▸ **Exercise requirements**
Copy out all of the material exactly.

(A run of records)

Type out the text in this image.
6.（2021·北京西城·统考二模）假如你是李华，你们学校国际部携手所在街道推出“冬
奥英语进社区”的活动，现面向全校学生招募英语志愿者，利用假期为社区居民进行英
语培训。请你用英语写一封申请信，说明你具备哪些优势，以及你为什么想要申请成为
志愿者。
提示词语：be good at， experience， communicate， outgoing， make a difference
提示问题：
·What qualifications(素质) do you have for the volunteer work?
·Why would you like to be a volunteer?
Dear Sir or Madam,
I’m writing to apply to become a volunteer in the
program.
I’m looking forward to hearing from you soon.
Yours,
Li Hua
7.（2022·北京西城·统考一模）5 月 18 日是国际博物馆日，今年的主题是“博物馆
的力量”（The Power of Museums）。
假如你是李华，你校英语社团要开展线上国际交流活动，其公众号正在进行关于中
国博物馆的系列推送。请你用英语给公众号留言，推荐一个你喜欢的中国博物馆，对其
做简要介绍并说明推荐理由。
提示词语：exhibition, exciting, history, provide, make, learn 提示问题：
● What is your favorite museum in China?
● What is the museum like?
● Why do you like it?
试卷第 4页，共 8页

▸ **Output below**
Type out the text in this image.
6.（2021·北京西城·统考二模）假如你是李华，你们学校国际部携手所在街道推出“冬
奥英语进社区”的活动，现面向全校学生招募英语志愿者，利用假期为社区居民进行英
语培训。请你用英语写一封申请信，说明你具备哪些优势，以及你为什么想要申请成为
志愿者。
提示词语：be good at， experience， communicate， outgoing， make a difference
提示问题：
·What qualifications(素质) do you have for the volunteer work?
·Why would you like to be a volunteer?
Dear Sir or Madam,
I’m writing to apply to become a volunteer in the
program.
I’m looking forward to hearing from you soon.
Yours,
Li Hua
7.（2022·北京西城·统考一模）5 月 18 日是国际博物馆日，今年的主题是“博物馆
的力量”（The Power of Museums）。
假如你是李华，你校英语社团要开展线上国际交流活动，其公众号正在进行关于中
国博物馆的系列推送。请你用英语给公众号留言，推荐一个你喜欢的中国博物馆，对其
做简要介绍并说明推荐理由。
提示词语：exhibition, exciting, history, provide, make, learn 提示问题：
● What is your favorite museum in China?
● What is the museum like?
● Why do you like it?
试卷第 4页，共 8页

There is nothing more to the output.